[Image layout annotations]
((

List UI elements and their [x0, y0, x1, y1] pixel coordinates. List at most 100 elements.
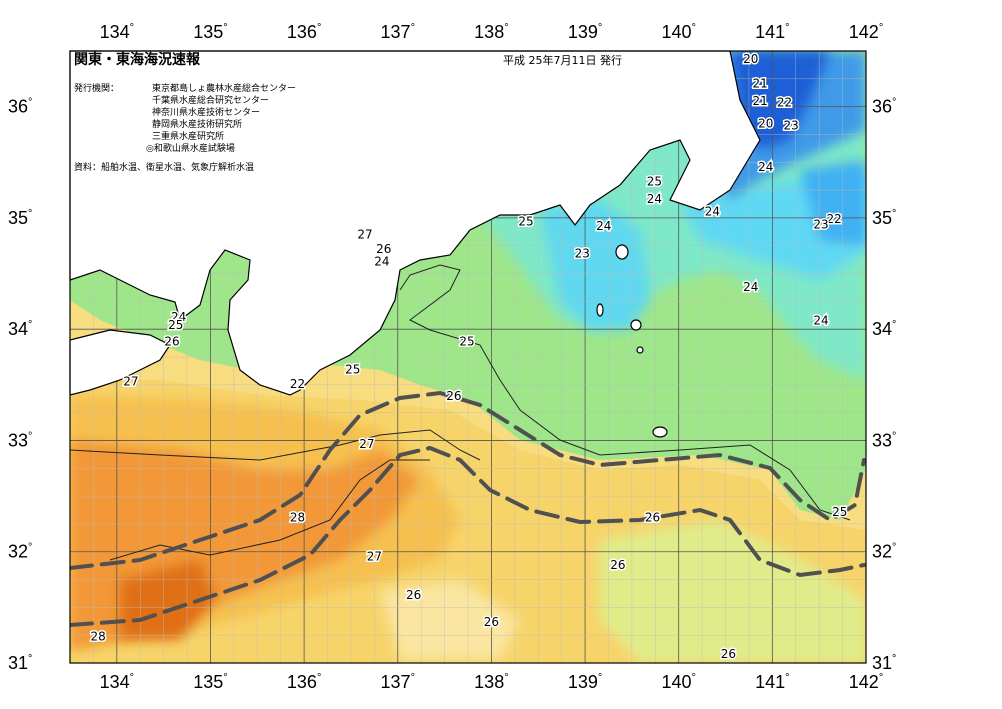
- isotherm-label: 22: [827, 212, 842, 226]
- isotherm-label: 28: [90, 629, 105, 643]
- lat-tick-right: 33°: [872, 430, 896, 450]
- isotherm-label: 24: [647, 192, 662, 206]
- isotherm-27: [70, 429, 481, 461]
- lon-tick-bottom: 142°: [849, 672, 883, 692]
- lon-tick-bottom: 136°: [287, 672, 321, 692]
- lon-tick-bottom: 134°: [100, 672, 134, 692]
- lon-tick-top: 135°: [193, 22, 227, 42]
- lat-tick-right: 35°: [872, 208, 896, 228]
- lon-tick-bottom: 137°: [381, 672, 415, 692]
- isotherm-label: 26: [645, 510, 660, 524]
- lat-tick-left: 36°: [8, 97, 32, 117]
- isotherm-label: 23: [575, 247, 590, 261]
- lon-tick-top: 140°: [661, 22, 695, 42]
- zone-20: [730, 51, 830, 150]
- isotherm-label: 24: [596, 219, 611, 233]
- zone-22: [800, 160, 866, 245]
- isotherm-label: 27: [123, 375, 138, 389]
- map-frame: [69, 50, 867, 664]
- isotherm-label: 22: [777, 95, 792, 109]
- isotherm-label: 21: [753, 76, 768, 90]
- land-hachijo: [652, 426, 668, 438]
- isotherm-label: 26: [164, 335, 179, 349]
- lon-tick-top: 136°: [287, 22, 321, 42]
- isotherm-label: 24: [813, 313, 828, 327]
- zone-27s: [380, 580, 520, 660]
- isotherm-label: 26: [721, 647, 736, 661]
- isotherm-label: 25: [345, 362, 360, 376]
- issuer-label: 発行機関：: [74, 82, 119, 94]
- header-block: 関東・東海海況速報 平成 25年7月11日 発行 発行機関： 東京都島しょ農林水…: [74, 51, 622, 173]
- lat-tick-left: 35°: [8, 208, 32, 228]
- coastline-land: [69, 50, 761, 438]
- lon-tick-bottom: 139°: [568, 672, 602, 692]
- lon-tick-bottom: 138°: [474, 672, 508, 692]
- lon-tick-bottom: 135°: [193, 672, 227, 692]
- lon-tick-top: 139°: [568, 22, 602, 42]
- isotherm-label: 24: [758, 160, 773, 174]
- lon-tick-bottom: 140°: [661, 672, 695, 692]
- land-miyake: [630, 319, 642, 331]
- isotherm-label: 25: [832, 505, 847, 519]
- land-kii: [69, 50, 761, 396]
- lon-tick-top: 141°: [755, 22, 789, 42]
- issuer-0: 東京都島しょ農林水産総合センター: [152, 82, 296, 94]
- isotherm-label: 23: [783, 119, 798, 133]
- lat-tick-left: 33°: [8, 430, 32, 450]
- isotherm-28: [109, 459, 430, 561]
- isotherm-label: 26: [610, 558, 625, 572]
- lat-tick-right: 34°: [872, 319, 896, 339]
- axis-labels: 134° 134° 135° 135° 136° 136° 137° 137° 138° 138°…: [8, 22, 896, 692]
- zone-23: [540, 200, 650, 330]
- lat-tick-left: 34°: [8, 319, 32, 339]
- isotherm-label: 27: [357, 228, 372, 242]
- isotherm-label: 24: [171, 310, 186, 324]
- isotherm-label: 26: [376, 242, 391, 256]
- issuer-2: 神奈川県水産技術センター: [152, 106, 260, 118]
- lon-tick-top: 134°: [100, 22, 134, 42]
- zone-26s: [600, 520, 866, 663]
- isotherm-25: [399, 264, 851, 521]
- isotherm-label: 24: [743, 280, 758, 294]
- land-niijima: [596, 303, 604, 317]
- isotherm-label: 21: [753, 94, 768, 108]
- isotherm-label: 26: [484, 615, 499, 629]
- lat-tick-right: 36°: [872, 97, 896, 117]
- land-shikoku: [69, 329, 171, 396]
- isotherm-label: 23: [813, 218, 828, 232]
- kuroshio-north: [70, 390, 866, 570]
- isotherm-label: 27: [367, 549, 382, 563]
- issuer-5: ◎和歌山県水産試験場: [146, 142, 235, 154]
- isotherm-label: 20: [758, 116, 773, 130]
- isotherm-label: 26: [406, 588, 421, 602]
- issuer-1: 千葉県水産総合研究センター: [152, 94, 269, 106]
- issuer-4: 三重県水産研究所: [152, 130, 224, 142]
- lon-tick-top: 137°: [381, 22, 415, 42]
- isotherm-label: 27: [359, 437, 374, 451]
- issuer-3: 静岡県水産技術研究所: [152, 118, 242, 130]
- isotherm-label: 24: [374, 254, 389, 268]
- land-oshima: [615, 244, 629, 260]
- isotherm-label: 25: [647, 174, 662, 188]
- isotherms: [70, 264, 851, 561]
- kuroshio-south: [70, 445, 866, 627]
- lat-tick-right: 32°: [872, 542, 896, 562]
- issue-date: 平成 25年7月11日 発行: [503, 53, 622, 67]
- lon-tick-top: 142°: [849, 22, 883, 42]
- isotherm-label: 25: [518, 214, 533, 228]
- isotherm-label: 25: [459, 335, 474, 349]
- map-title: 関東・東海海況速報: [74, 51, 201, 68]
- kuroshio-axis: [70, 390, 866, 627]
- isotherm-label: 20: [743, 52, 758, 66]
- lon-tick-top: 138°: [474, 22, 508, 42]
- isotherm-label: 24: [705, 204, 720, 218]
- isotherm-label: 22: [290, 377, 305, 391]
- lat-tick-right: 31°: [872, 653, 896, 673]
- lat-tick-left: 31°: [8, 653, 32, 673]
- lon-tick-bottom: 141°: [755, 672, 789, 692]
- isotherm-label: 25: [168, 318, 183, 332]
- lat-tick-left: 32°: [8, 542, 32, 562]
- isotherm-label: 28: [290, 510, 305, 524]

))

_Exercise aim:_ Rewrite the entries above, swapping every "isotherm-label" for "contour-label" and keeping everything else the same. Leave the pictures out.

_Written solution:_
List UI elements and their [x0, y0, x1, y1] pixel coordinates. List at most 100 elements.
- contour-label: 22: [827, 212, 842, 226]
- contour-label: 28: [90, 629, 105, 643]
- lat-tick-right: 33°: [872, 430, 896, 450]
- contour-label: 24: [647, 192, 662, 206]
- isotherm-27: [70, 429, 481, 461]
- lon-tick-bottom: 142°: [849, 672, 883, 692]
- lon-tick-bottom: 136°: [287, 672, 321, 692]
- lon-tick-bottom: 134°: [100, 672, 134, 692]
- lon-tick-top: 135°: [193, 22, 227, 42]
- lat-tick-right: 35°: [872, 208, 896, 228]
- lon-tick-bottom: 137°: [381, 672, 415, 692]
- contour-label: 26: [645, 510, 660, 524]
- lat-tick-left: 36°: [8, 97, 32, 117]
- contour-label: 23: [575, 247, 590, 261]
- lon-tick-top: 140°: [661, 22, 695, 42]
- zone-20: [730, 51, 830, 150]
- contour-label: 24: [596, 219, 611, 233]
- zone-22: [800, 160, 866, 245]
- contour-label: 27: [123, 375, 138, 389]
- map-frame: [69, 50, 867, 664]
- contour-label: 22: [777, 95, 792, 109]
- contour-label: 21: [753, 76, 768, 90]
- land-hachijo: [652, 426, 668, 438]
- contour-label: 26: [164, 335, 179, 349]
- lon-tick-top: 136°: [287, 22, 321, 42]
- contour-label: 24: [813, 313, 828, 327]
- zone-27s: [380, 580, 520, 660]
- contour-label: 26: [721, 647, 736, 661]
- contour-label: 25: [345, 362, 360, 376]
- issuer-label: 発行機関：: [74, 82, 119, 94]
- header-block: 関東・東海海況速報 平成 25年7月11日 発行 発行機関： 東京都島しょ農林水…: [74, 51, 622, 173]
- lat-tick-left: 35°: [8, 208, 32, 228]
- coastline-land: [69, 50, 761, 438]
- lon-tick-bottom: 139°: [568, 672, 602, 692]
- lon-tick-bottom: 138°: [474, 672, 508, 692]
- lon-tick-bottom: 135°: [193, 672, 227, 692]
- lon-tick-top: 139°: [568, 22, 602, 42]
- contour-label: 24: [758, 160, 773, 174]
- lon-tick-bottom: 140°: [661, 672, 695, 692]
- land-miyake: [630, 319, 642, 331]
- contour-label: 25: [832, 505, 847, 519]
- land-kii: [69, 50, 761, 396]
- lon-tick-top: 141°: [755, 22, 789, 42]
- issuer-0: 東京都島しょ農林水産総合センター: [152, 82, 296, 94]
- contour-label: 23: [783, 119, 798, 133]
- lat-tick-left: 33°: [8, 430, 32, 450]
- isotherm-28: [109, 459, 430, 561]
- contour-label: 26: [610, 558, 625, 572]
- lat-tick-right: 34°: [872, 319, 896, 339]
- axis-labels: 134° 134° 135° 135° 136° 136° 137° 137° 138° 138°…: [8, 22, 896, 692]
- zone-23: [540, 200, 650, 330]
- lat-tick-left: 34°: [8, 319, 32, 339]
- contour-label: 27: [357, 228, 372, 242]
- contour-label: 24: [171, 310, 186, 324]
- contour-label: 26: [376, 242, 391, 256]
- issuer-2: 神奈川県水産技術センター: [152, 106, 260, 118]
- lon-tick-top: 134°: [100, 22, 134, 42]
- zone-26s: [600, 520, 866, 663]
- isotherm-25: [399, 264, 851, 521]
- contour-label: 24: [743, 280, 758, 294]
- land-niijima: [596, 303, 604, 317]
- contour-label: 21: [753, 94, 768, 108]
- contour-label: 26: [484, 615, 499, 629]
- lat-tick-right: 36°: [872, 97, 896, 117]
- land-shikoku: [69, 329, 171, 396]
- contour-label: 23: [813, 218, 828, 232]
- kuroshio-north: [70, 390, 866, 570]
- contour-label: 27: [367, 549, 382, 563]
- issuer-5: ◎和歌山県水産試験場: [146, 142, 235, 154]
- contour-label: 20: [758, 116, 773, 130]
- contour-label: 26: [406, 588, 421, 602]
- issuer-1: 千葉県水産総合研究センター: [152, 94, 269, 106]
- issuer-4: 三重県水産研究所: [152, 130, 224, 142]
- lon-tick-top: 137°: [381, 22, 415, 42]
- contour-label: 27: [359, 437, 374, 451]
- issuer-3: 静岡県水産技術研究所: [152, 118, 242, 130]
- contour-label: 24: [374, 254, 389, 268]
- land-oshima: [615, 244, 629, 260]
- contour-label: 25: [647, 174, 662, 188]
- isotherms: [70, 264, 851, 561]
- kuroshio-south: [70, 445, 866, 627]
- lat-tick-right: 32°: [872, 542, 896, 562]
- issue-date: 平成 25年7月11日 発行: [503, 53, 622, 67]
- lon-tick-top: 142°: [849, 22, 883, 42]
- contour-label: 25: [518, 214, 533, 228]
- contour-label: 25: [459, 335, 474, 349]
- map-title: 関東・東海海況速報: [74, 51, 201, 68]
- kuroshio-axis: [70, 390, 866, 627]
- contour-label: 20: [743, 52, 758, 66]
- lon-tick-top: 138°: [474, 22, 508, 42]
- contour-label: 24: [705, 204, 720, 218]
- contour-label: 22: [290, 377, 305, 391]
- lat-tick-right: 31°: [872, 653, 896, 673]
- lat-tick-left: 31°: [8, 653, 32, 673]
- lon-tick-bottom: 141°: [755, 672, 789, 692]
- contour-label: 25: [168, 318, 183, 332]
- lat-tick-left: 32°: [8, 542, 32, 562]
- contour-label: 28: [290, 510, 305, 524]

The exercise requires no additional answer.